Stated problem :: Where a line of the material contains the string "frac", copy that line.

====================

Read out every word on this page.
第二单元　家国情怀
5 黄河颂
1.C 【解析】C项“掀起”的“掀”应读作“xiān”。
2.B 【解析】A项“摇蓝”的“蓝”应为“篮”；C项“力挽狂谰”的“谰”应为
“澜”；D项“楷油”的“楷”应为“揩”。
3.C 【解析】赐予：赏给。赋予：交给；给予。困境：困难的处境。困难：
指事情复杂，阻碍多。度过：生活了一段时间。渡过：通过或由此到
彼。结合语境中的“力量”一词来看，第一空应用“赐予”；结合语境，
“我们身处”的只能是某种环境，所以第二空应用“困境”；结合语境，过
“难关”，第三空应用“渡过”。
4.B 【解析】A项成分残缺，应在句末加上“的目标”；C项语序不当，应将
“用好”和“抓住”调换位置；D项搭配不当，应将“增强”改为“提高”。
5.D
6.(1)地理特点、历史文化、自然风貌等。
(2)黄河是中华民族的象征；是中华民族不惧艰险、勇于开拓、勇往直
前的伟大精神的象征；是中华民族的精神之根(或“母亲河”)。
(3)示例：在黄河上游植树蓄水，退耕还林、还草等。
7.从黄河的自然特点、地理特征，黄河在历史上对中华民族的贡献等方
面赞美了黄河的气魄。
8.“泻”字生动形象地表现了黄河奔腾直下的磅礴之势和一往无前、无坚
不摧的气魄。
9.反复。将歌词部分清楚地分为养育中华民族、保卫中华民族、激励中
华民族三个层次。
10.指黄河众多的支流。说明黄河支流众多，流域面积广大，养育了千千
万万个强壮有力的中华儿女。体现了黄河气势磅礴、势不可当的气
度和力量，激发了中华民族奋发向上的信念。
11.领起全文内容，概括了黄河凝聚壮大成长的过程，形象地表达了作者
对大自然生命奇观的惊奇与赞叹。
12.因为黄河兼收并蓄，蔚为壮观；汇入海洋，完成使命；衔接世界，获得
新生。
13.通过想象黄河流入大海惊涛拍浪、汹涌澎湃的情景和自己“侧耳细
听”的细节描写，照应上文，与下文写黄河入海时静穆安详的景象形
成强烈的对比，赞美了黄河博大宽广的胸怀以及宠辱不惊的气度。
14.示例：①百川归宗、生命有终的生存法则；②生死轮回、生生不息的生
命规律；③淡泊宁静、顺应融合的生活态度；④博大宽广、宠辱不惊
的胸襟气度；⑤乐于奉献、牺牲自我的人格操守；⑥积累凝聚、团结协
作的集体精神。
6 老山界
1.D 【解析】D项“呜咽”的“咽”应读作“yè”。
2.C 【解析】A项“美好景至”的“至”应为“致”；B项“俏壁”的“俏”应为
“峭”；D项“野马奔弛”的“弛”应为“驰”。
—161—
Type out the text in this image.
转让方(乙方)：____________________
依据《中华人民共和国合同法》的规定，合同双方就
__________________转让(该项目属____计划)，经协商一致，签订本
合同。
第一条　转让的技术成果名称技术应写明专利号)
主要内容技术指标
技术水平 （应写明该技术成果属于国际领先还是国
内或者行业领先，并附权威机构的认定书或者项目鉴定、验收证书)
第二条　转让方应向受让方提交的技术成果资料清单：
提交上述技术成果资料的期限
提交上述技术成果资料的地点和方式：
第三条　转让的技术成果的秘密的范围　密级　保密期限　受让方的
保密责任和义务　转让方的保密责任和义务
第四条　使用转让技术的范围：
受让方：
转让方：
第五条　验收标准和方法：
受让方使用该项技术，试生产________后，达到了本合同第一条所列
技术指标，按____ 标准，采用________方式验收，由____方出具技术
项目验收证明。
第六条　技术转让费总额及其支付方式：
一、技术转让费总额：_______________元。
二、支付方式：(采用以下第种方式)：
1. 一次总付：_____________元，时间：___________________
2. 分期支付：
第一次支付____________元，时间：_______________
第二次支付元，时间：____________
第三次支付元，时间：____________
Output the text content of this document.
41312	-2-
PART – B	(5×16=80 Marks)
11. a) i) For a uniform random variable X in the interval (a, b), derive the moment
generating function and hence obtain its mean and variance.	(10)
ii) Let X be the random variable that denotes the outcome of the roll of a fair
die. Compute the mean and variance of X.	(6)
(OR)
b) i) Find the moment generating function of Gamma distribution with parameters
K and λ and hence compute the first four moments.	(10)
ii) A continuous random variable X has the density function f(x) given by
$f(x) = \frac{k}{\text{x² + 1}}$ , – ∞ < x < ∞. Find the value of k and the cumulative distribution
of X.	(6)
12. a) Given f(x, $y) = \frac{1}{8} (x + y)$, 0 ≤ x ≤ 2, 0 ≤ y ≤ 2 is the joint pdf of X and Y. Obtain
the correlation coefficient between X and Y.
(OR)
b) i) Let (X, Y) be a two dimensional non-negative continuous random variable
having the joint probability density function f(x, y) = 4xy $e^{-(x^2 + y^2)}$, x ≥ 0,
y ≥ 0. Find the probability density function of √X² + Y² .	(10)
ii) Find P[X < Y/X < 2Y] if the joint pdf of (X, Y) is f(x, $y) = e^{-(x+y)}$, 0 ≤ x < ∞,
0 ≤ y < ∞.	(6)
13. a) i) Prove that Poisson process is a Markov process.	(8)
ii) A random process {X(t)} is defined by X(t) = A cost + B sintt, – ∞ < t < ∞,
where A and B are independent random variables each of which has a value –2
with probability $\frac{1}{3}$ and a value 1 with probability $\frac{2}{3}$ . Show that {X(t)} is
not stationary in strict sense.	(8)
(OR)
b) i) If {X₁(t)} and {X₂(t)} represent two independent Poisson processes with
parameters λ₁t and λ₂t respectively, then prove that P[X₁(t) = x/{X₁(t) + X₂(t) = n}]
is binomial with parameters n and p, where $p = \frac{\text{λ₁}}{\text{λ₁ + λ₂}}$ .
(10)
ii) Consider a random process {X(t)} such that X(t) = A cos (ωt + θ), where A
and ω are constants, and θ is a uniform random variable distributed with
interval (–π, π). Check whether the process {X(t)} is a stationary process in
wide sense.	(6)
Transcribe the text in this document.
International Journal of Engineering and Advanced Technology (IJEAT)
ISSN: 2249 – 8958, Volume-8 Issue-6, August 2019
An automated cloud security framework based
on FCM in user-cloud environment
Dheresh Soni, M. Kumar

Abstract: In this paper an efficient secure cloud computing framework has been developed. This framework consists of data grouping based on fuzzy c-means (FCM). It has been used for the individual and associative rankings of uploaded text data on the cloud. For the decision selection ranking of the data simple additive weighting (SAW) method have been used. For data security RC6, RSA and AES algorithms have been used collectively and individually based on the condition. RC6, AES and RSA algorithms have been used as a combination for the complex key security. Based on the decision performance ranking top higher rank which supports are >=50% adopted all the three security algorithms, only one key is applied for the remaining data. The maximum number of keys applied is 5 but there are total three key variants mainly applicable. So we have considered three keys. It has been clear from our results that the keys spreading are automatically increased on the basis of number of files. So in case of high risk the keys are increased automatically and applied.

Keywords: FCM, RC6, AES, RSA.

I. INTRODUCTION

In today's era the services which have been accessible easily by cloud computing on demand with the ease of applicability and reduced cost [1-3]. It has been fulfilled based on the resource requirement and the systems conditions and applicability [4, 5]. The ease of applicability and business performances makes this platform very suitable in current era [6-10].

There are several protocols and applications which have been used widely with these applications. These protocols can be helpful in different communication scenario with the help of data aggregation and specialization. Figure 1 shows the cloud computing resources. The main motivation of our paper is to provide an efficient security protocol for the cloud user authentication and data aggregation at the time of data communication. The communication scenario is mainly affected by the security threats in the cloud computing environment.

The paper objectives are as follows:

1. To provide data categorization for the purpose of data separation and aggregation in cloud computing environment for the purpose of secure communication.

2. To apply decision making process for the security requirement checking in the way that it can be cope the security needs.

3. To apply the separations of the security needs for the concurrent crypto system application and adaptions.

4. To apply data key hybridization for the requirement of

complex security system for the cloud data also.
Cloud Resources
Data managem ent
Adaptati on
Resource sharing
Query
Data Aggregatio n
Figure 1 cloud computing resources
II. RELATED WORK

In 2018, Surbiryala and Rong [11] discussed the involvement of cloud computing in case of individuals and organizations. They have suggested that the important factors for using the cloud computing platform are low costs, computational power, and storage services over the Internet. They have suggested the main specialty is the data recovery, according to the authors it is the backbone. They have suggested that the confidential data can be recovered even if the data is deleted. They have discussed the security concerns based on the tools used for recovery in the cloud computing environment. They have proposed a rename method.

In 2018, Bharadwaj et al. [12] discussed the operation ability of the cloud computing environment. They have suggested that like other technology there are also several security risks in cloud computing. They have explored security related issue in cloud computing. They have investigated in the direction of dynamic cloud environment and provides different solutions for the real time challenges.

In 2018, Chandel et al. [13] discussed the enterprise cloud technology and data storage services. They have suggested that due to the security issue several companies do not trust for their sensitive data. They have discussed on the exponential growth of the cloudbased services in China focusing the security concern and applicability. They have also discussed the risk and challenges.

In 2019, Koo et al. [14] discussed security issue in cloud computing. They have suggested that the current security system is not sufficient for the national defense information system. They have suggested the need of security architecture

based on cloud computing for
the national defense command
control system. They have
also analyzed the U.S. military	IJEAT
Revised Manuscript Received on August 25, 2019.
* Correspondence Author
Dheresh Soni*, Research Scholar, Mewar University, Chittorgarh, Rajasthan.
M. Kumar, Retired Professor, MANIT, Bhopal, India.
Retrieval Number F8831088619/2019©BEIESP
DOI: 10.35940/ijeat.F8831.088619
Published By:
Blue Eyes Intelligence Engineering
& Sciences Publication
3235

====================

Expected output ::
$f(x) = \frac{k}{\text{x² + 1}}$ , – ∞ < x < ∞. Find the value of k and the cumulative distribution
12. a) Given f(x, $y) = \frac{1}{8} (x + y)$, 0 ≤ x ≤ 2, 0 ≤ y ≤ 2 is the joint pdf of X and Y. Obtain
with probability $\frac{1}{3}$ and a value 1 with probability $\frac{2}{3}$ . Show that {X(t)} is
is binomial with parameters n and p, where $p = \frac{\text{λ₁}}{\text{λ₁ + λ₂}}$ .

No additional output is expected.